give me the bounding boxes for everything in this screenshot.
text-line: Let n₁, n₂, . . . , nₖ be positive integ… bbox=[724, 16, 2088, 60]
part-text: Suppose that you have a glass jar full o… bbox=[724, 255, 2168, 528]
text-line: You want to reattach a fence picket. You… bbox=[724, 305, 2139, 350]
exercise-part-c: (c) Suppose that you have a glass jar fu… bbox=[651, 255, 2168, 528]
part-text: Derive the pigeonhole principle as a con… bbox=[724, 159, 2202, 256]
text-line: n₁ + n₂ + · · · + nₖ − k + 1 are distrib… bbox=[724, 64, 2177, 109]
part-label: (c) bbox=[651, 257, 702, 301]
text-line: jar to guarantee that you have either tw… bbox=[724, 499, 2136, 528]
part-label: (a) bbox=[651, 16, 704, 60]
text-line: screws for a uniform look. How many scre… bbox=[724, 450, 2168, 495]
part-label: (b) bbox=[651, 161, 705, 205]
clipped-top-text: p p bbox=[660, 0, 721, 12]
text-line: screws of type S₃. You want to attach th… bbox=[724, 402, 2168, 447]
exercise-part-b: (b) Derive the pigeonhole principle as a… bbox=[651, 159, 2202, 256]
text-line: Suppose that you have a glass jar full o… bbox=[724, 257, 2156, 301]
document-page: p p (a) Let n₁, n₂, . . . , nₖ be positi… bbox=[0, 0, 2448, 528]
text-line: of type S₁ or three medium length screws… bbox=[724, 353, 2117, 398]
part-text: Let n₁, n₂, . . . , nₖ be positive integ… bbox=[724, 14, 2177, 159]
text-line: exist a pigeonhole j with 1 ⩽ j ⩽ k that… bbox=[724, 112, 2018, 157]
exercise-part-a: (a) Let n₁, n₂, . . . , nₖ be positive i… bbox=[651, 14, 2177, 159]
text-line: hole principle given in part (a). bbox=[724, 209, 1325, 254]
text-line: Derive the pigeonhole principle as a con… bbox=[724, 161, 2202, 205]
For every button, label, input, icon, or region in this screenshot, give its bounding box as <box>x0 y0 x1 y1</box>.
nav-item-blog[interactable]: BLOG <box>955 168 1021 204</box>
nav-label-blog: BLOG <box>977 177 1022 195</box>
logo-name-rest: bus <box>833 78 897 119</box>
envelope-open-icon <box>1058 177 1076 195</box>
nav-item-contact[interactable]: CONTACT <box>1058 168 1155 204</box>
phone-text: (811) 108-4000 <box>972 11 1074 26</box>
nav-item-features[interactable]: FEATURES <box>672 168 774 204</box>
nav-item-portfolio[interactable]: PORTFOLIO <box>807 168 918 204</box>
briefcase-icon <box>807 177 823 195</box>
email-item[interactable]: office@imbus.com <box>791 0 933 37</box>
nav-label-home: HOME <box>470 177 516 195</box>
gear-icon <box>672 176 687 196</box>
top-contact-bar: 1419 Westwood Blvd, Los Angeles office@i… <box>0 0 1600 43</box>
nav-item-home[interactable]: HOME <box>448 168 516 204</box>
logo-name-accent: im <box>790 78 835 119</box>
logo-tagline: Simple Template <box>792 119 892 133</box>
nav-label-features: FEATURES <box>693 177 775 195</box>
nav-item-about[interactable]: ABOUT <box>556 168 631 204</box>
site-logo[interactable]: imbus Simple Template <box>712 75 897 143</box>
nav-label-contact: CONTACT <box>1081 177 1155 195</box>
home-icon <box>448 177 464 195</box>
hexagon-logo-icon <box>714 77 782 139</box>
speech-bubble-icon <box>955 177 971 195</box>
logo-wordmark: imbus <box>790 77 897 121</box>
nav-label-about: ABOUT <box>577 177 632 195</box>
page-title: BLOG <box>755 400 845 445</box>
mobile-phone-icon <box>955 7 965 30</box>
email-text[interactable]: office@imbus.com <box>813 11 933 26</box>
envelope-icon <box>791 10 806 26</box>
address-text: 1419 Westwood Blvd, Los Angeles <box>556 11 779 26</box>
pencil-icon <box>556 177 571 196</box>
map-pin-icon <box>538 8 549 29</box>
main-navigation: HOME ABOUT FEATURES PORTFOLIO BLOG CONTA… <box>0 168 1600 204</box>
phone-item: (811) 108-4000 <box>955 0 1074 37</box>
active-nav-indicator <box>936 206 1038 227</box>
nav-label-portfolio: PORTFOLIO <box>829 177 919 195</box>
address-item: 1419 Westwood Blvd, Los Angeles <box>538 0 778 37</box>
=======
Requirement ->
Format every line of the material above as a JSON list of strings, one string per line, leaving out blank lines.

Solution to the problem ->
[
  "give me the bounding boxes for everything in this screenshot.",
  "text-line: Let n₁, n₂, . . . , nₖ be positive integ… bbox=[724, 16, 2088, 60]",
  "part-text: Suppose that you have a glass jar full o… bbox=[724, 255, 2168, 528]",
  "text-line: You want to reattach a fence picket. You… bbox=[724, 305, 2139, 350]",
  "exercise-part-c: (c) Suppose that you have a glass jar fu… bbox=[651, 255, 2168, 528]",
  "part-text: Derive the pigeonhole principle as a con… bbox=[724, 159, 2202, 256]",
  "text-line: n₁ + n₂ + · · · + nₖ − k + 1 are distrib… bbox=[724, 64, 2177, 109]",
  "part-label: (c) bbox=[651, 257, 702, 301]",
  "text-line: jar to guarantee that you have either tw… bbox=[724, 499, 2136, 528]",
  "part-label: (a) bbox=[651, 16, 704, 60]",
  "text-line: screws for a uniform look. How many scre… bbox=[724, 450, 2168, 495]",
  "part-label: (b) bbox=[651, 161, 705, 205]",
  "clipped-top-text: p p bbox=[660, 0, 721, 12]",
  "text-line: screws of type S₃. You want to attach th… bbox=[724, 402, 2168, 447]",
  "exercise-part-b: (b) Derive the pigeonhole principle as a… bbox=[651, 159, 2202, 256]",
  "text-line: Suppose that you have a glass jar full o… bbox=[724, 257, 2156, 301]",
  "document-page: p p (a) Let n₁, n₂, . . . , nₖ be positi… bbox=[0, 0, 2448, 528]",
  "text-line: of type S₁ or three medium length screws… bbox=[724, 353, 2117, 398]",
  "part-text: Let n₁, n₂, . . . , nₖ be positive integ… bbox=[724, 14, 2177, 159]",
  "text-line: exist a pigeonhole j with 1 ⩽ j ⩽ k that… bbox=[724, 112, 2018, 157]",
  "exercise-part-a: (a) Let n₁, n₂, . . . , nₖ be positive i… bbox=[651, 14, 2177, 159]",
  "text-line: hole principle given in part (a). bbox=[724, 209, 1325, 254]",
  "text-line: Derive the pigeonhole principle as a con… bbox=[724, 161, 2202, 205]",
  "For every button, label, input, icon, or region in this screenshot, give its bounding box as <box>x0 y0 x1 y1</box>.",
  "nav-item-blog[interactable]: BLOG <box>955 168 1021 204</box>",
  "nav-label-blog: BLOG <box>977 177 1022 195</box>",
  "logo-name-rest: bus <box>833 78 897 119</box>",
  "envelope-open-icon <box>1058 177 1076 195</box>",
  "nav-item-contact[interactable]: CONTACT <box>1058 168 1155 204</box>",
  "phone-text: (811) 108-4000 <box>972 11 1074 26</box>",
  "nav-item-features[interactable]: FEATURES <box>672 168 774 204</box>",
  "nav-item-portfolio[interactable]: PORTFOLIO <box>807 168 918 204</box>",
  "briefcase-icon <box>807 177 823 195</box>",
  "email-item[interactable]: office@imbus.com <box>791 0 933 37</box>",
  "nav-label-home: HOME <box>470 177 516 195</box>",
  "gear-icon <box>672 176 687 196</box>",
  "top-contact-bar: 1419 Westwood Blvd, Los Angeles office@i… <box>0 0 1600 43</box>",
  "nav-item-home[interactable]: HOME <box>448 168 516 204</box>",
  "logo-name-accent: im <box>790 78 835 119</box>",
  "logo-tagline: Simple Template <box>792 119 892 133</box>",
  "nav-label-features: FEATURES <box>693 177 775 195</box>",
  "nav-item-about[interactable]: ABOUT <box>556 168 631 204</box>",
  "site-logo[interactable]: imbus Simple Template <box>712 75 897 143</box>",
  "nav-label-contact: CONTACT <box>1081 177 1155 195</box>",
  "home-icon <box>448 177 464 195</box>",
  "hexagon-logo-icon <box>714 77 782 139</box>",
  "speech-bubble-icon <box>955 177 971 195</box>",
  "logo-wordmark: imbus <box>790 77 897 121</box>",
  "nav-label-about: ABOUT <box>577 177 632 195</box>",
  "page-title: BLOG <box>755 400 845 445</box>",
  "mobile-phone-icon <box>955 7 965 30</box>",
  "email-text[interactable]: office@imbus.com <box>813 11 933 26</box>",
  "envelope-icon <box>791 10 806 26</box>",
  "address-text: 1419 Westwood Blvd, Los Angeles <box>556 11 779 26</box>",
  "pencil-icon <box>556 177 571 196</box>",
  "map-pin-icon <box>538 8 549 29</box>",
  "main-navigation: HOME ABOUT FEATURES PORTFOLIO BLOG CONTA… <box>0 168 1600 204</box>",
  "phone-item: (811) 108-4000 <box>955 0 1074 37</box>",
  "active-nav-indicator <box>936 206 1038 227</box>",
  "nav-label-portfolio: PORTFOLIO <box>829 177 919 195</box>",
  "address-item: 1419 Westwood Blvd, Los Angeles <box>538 0 778 37</box>"
]